◆ DIRECTIVE 1 ◆
Return the portion of the soundbar remote thread below from "My friend has" to "off. Big PITA.", copied word for word.
◆ DIRECTIVE 2 ◆
Supply the next part of the soundbar remote thread below, picking up directly after its final line.

◆ DOCUMENT PASSAGE ◆
= = = =
# Soundbar / Remote Problem / Solution



## jimmie57 (Jun 26, 2010)

My friend has a Vizio TV and Vizio soundbar. She has not used the soundbar since she got it. It was just too much trouble since she had to get up and go to it to mute it or turn the volume up or down and on and off. Big PITA.
I tried stepping her thru the settings because her manual said the TV remote would also work the soundbar. We did it and it did not work.
So, I bought her a remote specifically for her soundbar, Vizio remote, not universal.
It did not work either.

This Firmware update fixed the remote problem. VIZIO Support
If your model number is different search for it. Same with the Brand , etc.

Not only did it fix the problem, we set the soundbar to let the original TV remote operate the soundbar. It works now also.
Since her Dish Networks remote was programmed to operate the sound on her Vizio TV it also now operates the soundbar.
So, now we have 3 remotes that work the soundbar.

Who would have thought that a soundbar would need a Firmware update ?


----------



## Rich (Feb 22, 2007)
= = = =
◆ RECORDS SHOWN ◆
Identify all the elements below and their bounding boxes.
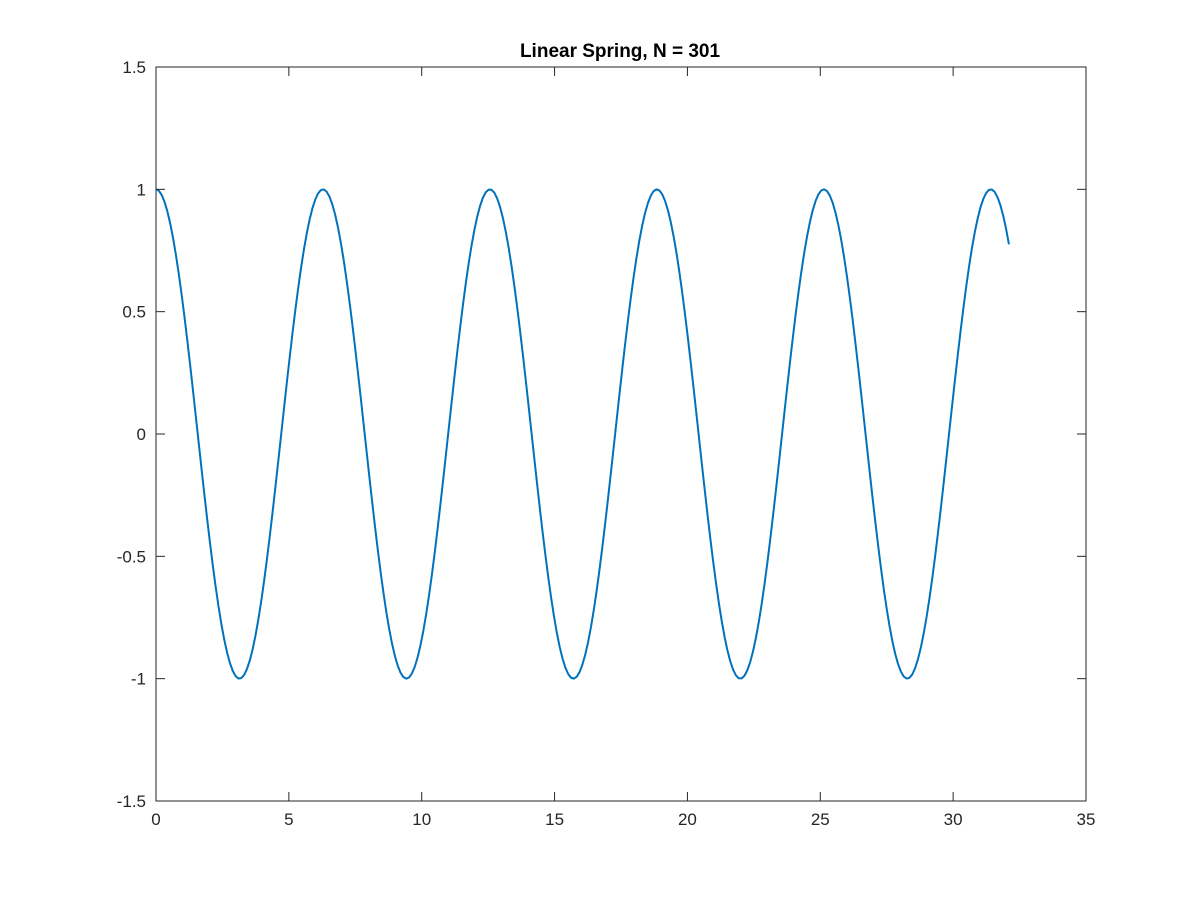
x-tick-label: 0 <box>151 810 160 829</box>
y-tick-label: 0 <box>137 425 146 444</box>
x-tick-label: 30 <box>944 810 963 829</box>
x-tick-label: 5 <box>284 810 293 829</box>
x-tick-label: 10 <box>412 810 431 829</box>
y-tick-label: -1.5 <box>117 792 146 811</box>
x-tick-label: 35 <box>1077 810 1096 829</box>
y-tick-label: 1 <box>137 180 146 199</box>
x-tick-label: 20 <box>678 810 697 829</box>
x-tick-label: 25 <box>811 810 830 829</box>
y-tick-label: 1.5 <box>122 58 146 77</box>
y-tick-label: -1 <box>131 670 146 689</box>
y-axis-ticks: 1.5 1 0.5 0 -0.5 -1 -1.5 <box>117 58 1086 811</box>
plot-area: 0 5 10 15 20 25 30 35 1.5 1 0.5 0 -0.5 -1 -1.5 <box>117 58 1096 829</box>
series-line <box>155 188 1010 680</box>
x-tick-label: 15 <box>545 810 564 829</box>
y-tick-label: -0.5 <box>117 547 146 566</box>
series-layer <box>155 188 1010 680</box>
axes-box <box>155 66 1087 802</box>
chart-title: Linear Spring, N = 301 <box>520 41 721 62</box>
x-axis-ticks: 0 5 10 15 20 25 30 35 <box>151 67 1095 829</box>
y-tick-label: 0.5 <box>122 303 146 322</box>
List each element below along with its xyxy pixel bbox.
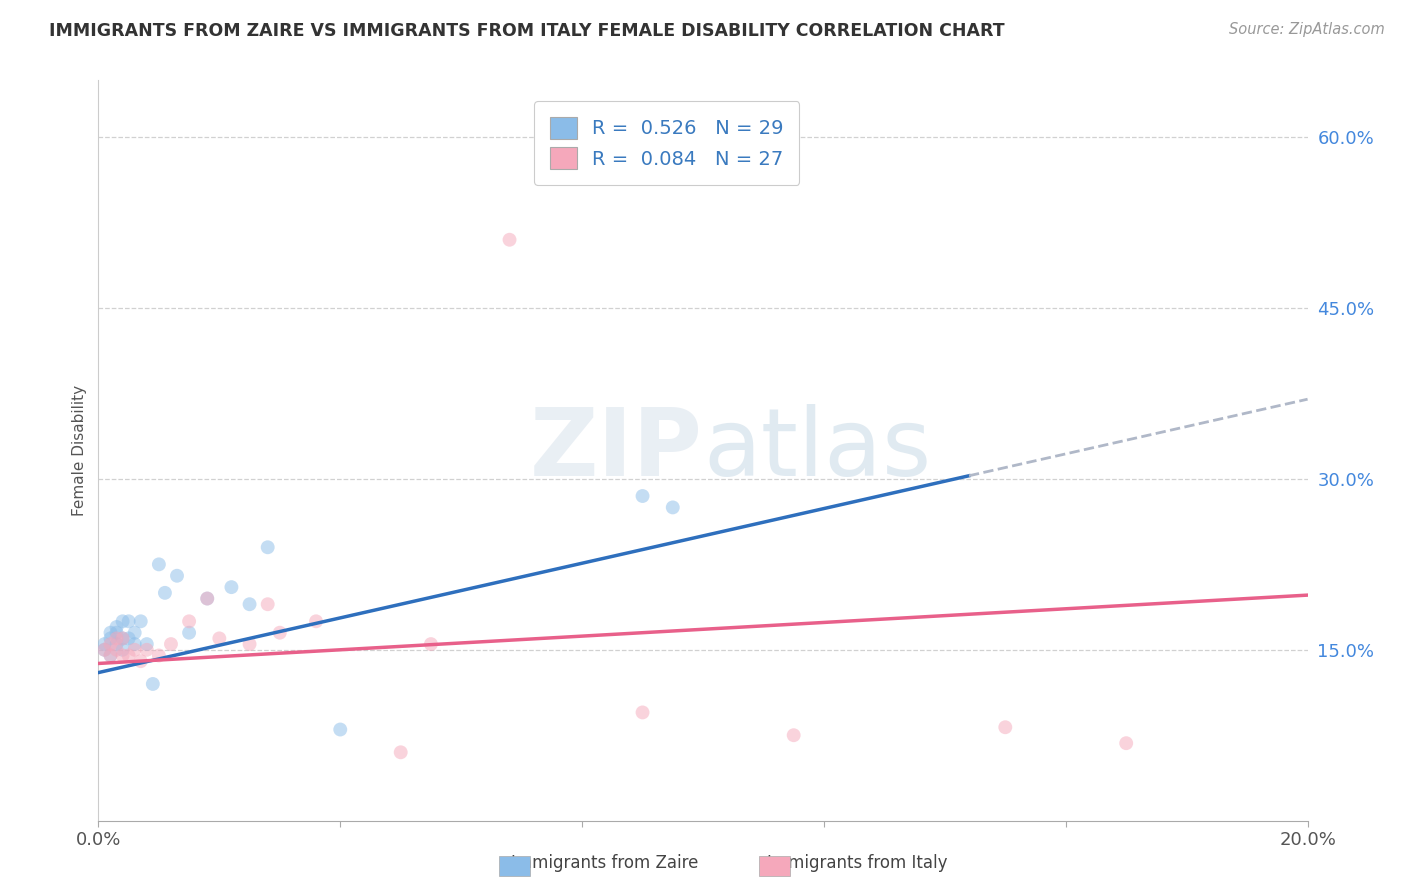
Point: [118, 648, 141, 663]
Point: [498, 233, 520, 247]
Point: [124, 642, 146, 657]
Point: [994, 720, 1017, 734]
Point: [100, 625, 122, 640]
Point: [256, 541, 278, 555]
Point: [305, 615, 328, 629]
Point: [118, 615, 141, 629]
Point: [111, 648, 134, 663]
Point: [124, 637, 146, 651]
Point: [129, 615, 152, 629]
Text: Source: ZipAtlas.com: Source: ZipAtlas.com: [1229, 22, 1385, 37]
Point: [111, 615, 134, 629]
Point: [1115, 736, 1137, 750]
Point: [661, 500, 683, 515]
Point: [329, 723, 352, 737]
Point: [256, 597, 278, 611]
Text: ZIP: ZIP: [530, 404, 703, 497]
Point: [100, 648, 122, 663]
Point: [135, 637, 157, 651]
Point: [124, 625, 146, 640]
Point: [100, 637, 122, 651]
Point: [179, 625, 201, 640]
Point: [111, 642, 134, 657]
Point: [420, 637, 443, 651]
Point: [93, 642, 115, 657]
Point: [160, 637, 183, 651]
Point: [135, 642, 157, 657]
Point: [105, 642, 128, 657]
Point: [111, 632, 134, 646]
Point: [105, 620, 128, 634]
Point: [105, 632, 128, 646]
Point: [111, 632, 134, 646]
Y-axis label: Female Disability: Female Disability: [72, 384, 87, 516]
Point: [129, 654, 152, 668]
Point: [142, 677, 165, 691]
Point: [631, 706, 654, 720]
Point: [631, 489, 654, 503]
Point: [105, 637, 128, 651]
Point: [166, 568, 188, 582]
Point: [783, 728, 806, 742]
Point: [118, 632, 141, 646]
Text: atlas: atlas: [703, 404, 931, 497]
Point: [100, 648, 122, 663]
Point: [239, 597, 262, 611]
Legend: R =  0.526   N = 29, R =  0.084   N = 27: R = 0.526 N = 29, R = 0.084 N = 27: [534, 101, 800, 185]
Point: [389, 745, 412, 759]
Point: [148, 648, 170, 663]
Point: [93, 637, 115, 651]
Point: [239, 637, 262, 651]
Point: [269, 625, 291, 640]
Point: [179, 615, 201, 629]
Text: Immigrants from Zaire: Immigrants from Zaire: [510, 855, 699, 872]
Point: [208, 632, 231, 646]
Point: [148, 558, 170, 572]
Text: IMMIGRANTS FROM ZAIRE VS IMMIGRANTS FROM ITALY FEMALE DISABILITY CORRELATION CHA: IMMIGRANTS FROM ZAIRE VS IMMIGRANTS FROM…: [49, 22, 1005, 40]
Point: [93, 642, 115, 657]
Text: Immigrants from Italy: Immigrants from Italy: [768, 855, 948, 872]
Point: [195, 591, 218, 606]
Point: [195, 591, 218, 606]
Point: [100, 632, 122, 646]
Point: [105, 625, 128, 640]
Point: [153, 586, 176, 600]
Point: [221, 580, 243, 594]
= = = =
◆ TASK ANSWER 1 ◆
My friend has a Vizio TV and Vizio soundbar. She has not used the soundbar since she got it. It was just too much trouble since she had to get up and go to it to mute it or turn the volume up or down and on and off. Big PITA.

◆ TASK ANSWER 2 ◆
jimmie57 said:


> My friend has a Vizio TV and Vizio soundbar. She has not used the soundbar since she got it. It was just too much trouble since she had to get up and go to it to mute it or turn the volume up or down and on and off. Big PITA.
> I tried stepping her thru the settings because her manual said the TV remote would also work the soundbar. We did it and it did not work.
> So, I bought her a remote specifically for her soundbar, Vizio remote, not universal.
> It did not work either.
> ...


I still can't get my D* remotes to control the Polk SB's volume. I have no problem with the remotes from my ATV and FTV Stick. Both easily control the volume of the soundbar. Doesn't matter, I have a work around.

Rich


----------



## jimmie57 (Jun 26, 2010)

Rich said:


> I still can't get my D* remotes to control the Polk SB's volume. I have no problem with the remotes from my ATV and FTV Stick. Both easily control the volume of the soundbar. Doesn't matter, I have a work around.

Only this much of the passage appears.